PROBLEM TO SOLVE:
In the entries below, find every line with "name" and copy it.

┌─ EXERCISE INPUTS

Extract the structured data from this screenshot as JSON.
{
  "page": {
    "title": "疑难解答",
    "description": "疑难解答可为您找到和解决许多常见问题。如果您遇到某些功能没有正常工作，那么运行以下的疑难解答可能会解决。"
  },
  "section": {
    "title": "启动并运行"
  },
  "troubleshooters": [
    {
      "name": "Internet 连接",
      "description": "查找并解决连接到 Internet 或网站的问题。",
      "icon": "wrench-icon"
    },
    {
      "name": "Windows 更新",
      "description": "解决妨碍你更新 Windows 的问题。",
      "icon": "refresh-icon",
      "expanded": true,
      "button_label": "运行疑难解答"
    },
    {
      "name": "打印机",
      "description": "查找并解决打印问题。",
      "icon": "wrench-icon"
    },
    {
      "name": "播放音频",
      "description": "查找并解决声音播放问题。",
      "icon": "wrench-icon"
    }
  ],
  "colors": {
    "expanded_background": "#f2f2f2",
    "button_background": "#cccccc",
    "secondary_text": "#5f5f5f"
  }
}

└─

RESPONSE BELOW:
      "name": "Internet 连接",
      "name": "Windows 更新",
      "name": "打印机",
      "name": "播放音频",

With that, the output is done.